■ AIM: Copy every line that mentions the word "медицинской".
[Start of SUPPLIED MATERIAL]
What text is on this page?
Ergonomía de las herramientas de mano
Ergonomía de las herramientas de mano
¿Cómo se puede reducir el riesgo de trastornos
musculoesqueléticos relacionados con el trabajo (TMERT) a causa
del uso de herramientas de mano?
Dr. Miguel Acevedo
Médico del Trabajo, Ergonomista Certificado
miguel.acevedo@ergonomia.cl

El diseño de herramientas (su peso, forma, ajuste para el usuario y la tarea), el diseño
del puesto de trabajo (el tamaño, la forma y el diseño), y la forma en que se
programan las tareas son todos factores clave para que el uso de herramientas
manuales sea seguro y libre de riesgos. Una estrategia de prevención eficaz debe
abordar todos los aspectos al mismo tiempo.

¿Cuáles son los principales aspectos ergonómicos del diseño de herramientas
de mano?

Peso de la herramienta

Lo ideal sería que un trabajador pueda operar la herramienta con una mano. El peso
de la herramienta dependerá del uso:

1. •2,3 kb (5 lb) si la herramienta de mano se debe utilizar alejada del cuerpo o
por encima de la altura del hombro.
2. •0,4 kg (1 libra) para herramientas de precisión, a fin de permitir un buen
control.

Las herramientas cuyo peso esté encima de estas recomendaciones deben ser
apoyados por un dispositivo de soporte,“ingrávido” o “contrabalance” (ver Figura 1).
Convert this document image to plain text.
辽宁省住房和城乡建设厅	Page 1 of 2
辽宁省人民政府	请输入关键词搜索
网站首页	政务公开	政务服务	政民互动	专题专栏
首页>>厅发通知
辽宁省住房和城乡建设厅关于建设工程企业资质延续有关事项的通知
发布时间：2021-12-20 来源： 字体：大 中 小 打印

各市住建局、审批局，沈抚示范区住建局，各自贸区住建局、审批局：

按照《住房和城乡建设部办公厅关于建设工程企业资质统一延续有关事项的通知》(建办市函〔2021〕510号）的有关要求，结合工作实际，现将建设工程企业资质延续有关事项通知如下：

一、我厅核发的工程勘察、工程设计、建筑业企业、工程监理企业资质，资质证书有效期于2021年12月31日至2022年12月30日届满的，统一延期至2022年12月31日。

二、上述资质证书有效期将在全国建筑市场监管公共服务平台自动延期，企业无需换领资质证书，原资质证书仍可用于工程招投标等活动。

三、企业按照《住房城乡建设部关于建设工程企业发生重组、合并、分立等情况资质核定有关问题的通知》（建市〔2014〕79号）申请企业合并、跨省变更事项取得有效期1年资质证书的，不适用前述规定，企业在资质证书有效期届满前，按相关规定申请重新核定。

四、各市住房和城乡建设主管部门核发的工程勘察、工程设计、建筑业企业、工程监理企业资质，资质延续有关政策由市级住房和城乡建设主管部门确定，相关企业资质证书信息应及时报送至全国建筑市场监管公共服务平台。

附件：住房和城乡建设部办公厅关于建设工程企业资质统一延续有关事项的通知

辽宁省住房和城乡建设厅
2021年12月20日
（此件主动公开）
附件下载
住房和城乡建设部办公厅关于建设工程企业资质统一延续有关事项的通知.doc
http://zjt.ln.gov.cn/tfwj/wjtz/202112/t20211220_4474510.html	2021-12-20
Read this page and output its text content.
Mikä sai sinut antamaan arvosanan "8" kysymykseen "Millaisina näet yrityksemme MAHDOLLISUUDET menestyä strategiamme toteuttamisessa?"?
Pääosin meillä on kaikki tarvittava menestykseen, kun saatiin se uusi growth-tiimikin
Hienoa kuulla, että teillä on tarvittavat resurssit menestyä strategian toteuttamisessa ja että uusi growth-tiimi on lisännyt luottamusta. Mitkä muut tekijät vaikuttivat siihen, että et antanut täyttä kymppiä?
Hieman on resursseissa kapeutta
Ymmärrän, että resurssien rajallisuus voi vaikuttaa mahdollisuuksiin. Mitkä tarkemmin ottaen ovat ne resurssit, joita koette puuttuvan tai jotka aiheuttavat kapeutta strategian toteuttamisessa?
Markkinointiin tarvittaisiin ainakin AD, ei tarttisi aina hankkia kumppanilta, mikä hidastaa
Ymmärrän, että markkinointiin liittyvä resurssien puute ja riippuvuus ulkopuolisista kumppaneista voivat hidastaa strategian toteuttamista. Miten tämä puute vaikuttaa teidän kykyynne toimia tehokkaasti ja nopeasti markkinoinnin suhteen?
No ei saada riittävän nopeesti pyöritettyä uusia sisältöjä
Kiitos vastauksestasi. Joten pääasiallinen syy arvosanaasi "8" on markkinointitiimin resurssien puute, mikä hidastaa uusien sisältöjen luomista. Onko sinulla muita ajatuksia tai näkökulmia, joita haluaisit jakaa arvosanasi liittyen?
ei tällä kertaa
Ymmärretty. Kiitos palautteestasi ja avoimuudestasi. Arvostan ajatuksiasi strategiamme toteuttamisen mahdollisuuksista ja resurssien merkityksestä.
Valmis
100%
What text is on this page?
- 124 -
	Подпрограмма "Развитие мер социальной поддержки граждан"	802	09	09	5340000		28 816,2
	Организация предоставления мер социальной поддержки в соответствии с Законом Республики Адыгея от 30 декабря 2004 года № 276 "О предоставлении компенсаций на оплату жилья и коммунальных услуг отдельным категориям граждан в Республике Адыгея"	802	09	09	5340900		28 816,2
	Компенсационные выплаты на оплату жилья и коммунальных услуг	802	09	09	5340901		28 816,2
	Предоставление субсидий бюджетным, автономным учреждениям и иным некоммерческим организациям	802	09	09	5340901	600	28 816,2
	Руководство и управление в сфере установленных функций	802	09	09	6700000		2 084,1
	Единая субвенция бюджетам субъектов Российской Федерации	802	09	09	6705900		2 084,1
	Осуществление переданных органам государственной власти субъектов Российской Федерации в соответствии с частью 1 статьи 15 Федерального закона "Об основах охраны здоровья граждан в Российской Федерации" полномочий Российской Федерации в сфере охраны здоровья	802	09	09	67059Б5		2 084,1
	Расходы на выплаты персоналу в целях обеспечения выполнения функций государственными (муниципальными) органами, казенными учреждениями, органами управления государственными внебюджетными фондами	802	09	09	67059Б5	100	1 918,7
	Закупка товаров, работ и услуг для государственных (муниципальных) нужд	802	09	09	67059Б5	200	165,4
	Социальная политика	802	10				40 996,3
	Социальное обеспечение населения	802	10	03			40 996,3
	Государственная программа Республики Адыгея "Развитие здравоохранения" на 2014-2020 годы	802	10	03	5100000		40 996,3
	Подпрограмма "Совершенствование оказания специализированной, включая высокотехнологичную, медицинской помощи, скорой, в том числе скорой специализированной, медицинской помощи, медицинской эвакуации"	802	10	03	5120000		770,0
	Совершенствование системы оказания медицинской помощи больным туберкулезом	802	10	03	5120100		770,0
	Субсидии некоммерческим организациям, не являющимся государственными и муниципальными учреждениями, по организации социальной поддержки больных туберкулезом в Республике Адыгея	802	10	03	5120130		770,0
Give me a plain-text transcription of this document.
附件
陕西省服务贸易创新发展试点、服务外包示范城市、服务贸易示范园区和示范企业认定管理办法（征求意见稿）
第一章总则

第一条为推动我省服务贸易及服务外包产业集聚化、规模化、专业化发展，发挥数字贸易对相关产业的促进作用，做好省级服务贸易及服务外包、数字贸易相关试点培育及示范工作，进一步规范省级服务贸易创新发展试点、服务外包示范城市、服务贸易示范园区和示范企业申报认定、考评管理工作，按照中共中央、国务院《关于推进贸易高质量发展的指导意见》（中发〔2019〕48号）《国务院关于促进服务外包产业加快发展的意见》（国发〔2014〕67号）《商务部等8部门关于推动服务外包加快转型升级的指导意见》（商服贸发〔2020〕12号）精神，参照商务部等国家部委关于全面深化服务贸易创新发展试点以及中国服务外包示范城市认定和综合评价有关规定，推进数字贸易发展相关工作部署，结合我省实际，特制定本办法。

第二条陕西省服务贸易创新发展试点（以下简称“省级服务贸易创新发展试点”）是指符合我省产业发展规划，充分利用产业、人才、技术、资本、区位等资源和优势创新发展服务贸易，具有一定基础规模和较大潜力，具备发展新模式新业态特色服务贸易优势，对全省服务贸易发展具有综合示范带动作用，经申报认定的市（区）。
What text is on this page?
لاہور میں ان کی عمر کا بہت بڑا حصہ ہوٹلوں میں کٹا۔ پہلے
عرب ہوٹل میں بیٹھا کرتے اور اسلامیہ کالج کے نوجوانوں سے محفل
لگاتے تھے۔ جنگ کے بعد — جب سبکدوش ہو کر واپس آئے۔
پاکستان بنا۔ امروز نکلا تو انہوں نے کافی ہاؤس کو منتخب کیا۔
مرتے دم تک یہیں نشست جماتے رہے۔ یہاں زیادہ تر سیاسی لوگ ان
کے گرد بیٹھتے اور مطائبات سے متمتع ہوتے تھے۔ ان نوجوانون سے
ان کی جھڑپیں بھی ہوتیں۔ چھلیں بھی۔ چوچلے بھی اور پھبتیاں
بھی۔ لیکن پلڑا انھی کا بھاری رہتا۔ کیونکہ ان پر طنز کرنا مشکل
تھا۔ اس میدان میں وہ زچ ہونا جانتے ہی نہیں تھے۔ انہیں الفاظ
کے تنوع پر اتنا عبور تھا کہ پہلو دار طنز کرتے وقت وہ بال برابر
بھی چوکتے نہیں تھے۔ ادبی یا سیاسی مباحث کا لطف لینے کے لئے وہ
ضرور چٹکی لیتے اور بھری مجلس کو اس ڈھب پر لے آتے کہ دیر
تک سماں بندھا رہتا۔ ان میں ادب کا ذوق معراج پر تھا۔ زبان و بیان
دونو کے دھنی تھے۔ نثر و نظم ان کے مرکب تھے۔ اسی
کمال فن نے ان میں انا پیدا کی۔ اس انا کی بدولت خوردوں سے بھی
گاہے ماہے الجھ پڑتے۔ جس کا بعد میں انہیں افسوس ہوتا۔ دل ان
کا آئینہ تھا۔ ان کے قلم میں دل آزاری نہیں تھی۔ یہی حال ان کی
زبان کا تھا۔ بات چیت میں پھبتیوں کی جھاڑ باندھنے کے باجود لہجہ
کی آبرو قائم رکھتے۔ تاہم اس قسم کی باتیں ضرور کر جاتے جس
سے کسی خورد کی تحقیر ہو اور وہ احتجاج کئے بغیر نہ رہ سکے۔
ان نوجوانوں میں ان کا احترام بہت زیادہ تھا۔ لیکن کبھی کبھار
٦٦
[End of SUPPLIED MATERIAL]
■ RESULT OF THIS EXERCISE:
	Подпрограмма "Совершенствование оказания специализированной, включая высокотехнологичную, медицинской помощи, скорой, в том числе скорой специализированной, медицинской помощи, медицинской эвакуации"	802	10	03	5120000		770,0
	Совершенствование системы оказания медицинской помощи больным туберкулезом	802	10	03	5120100		770,0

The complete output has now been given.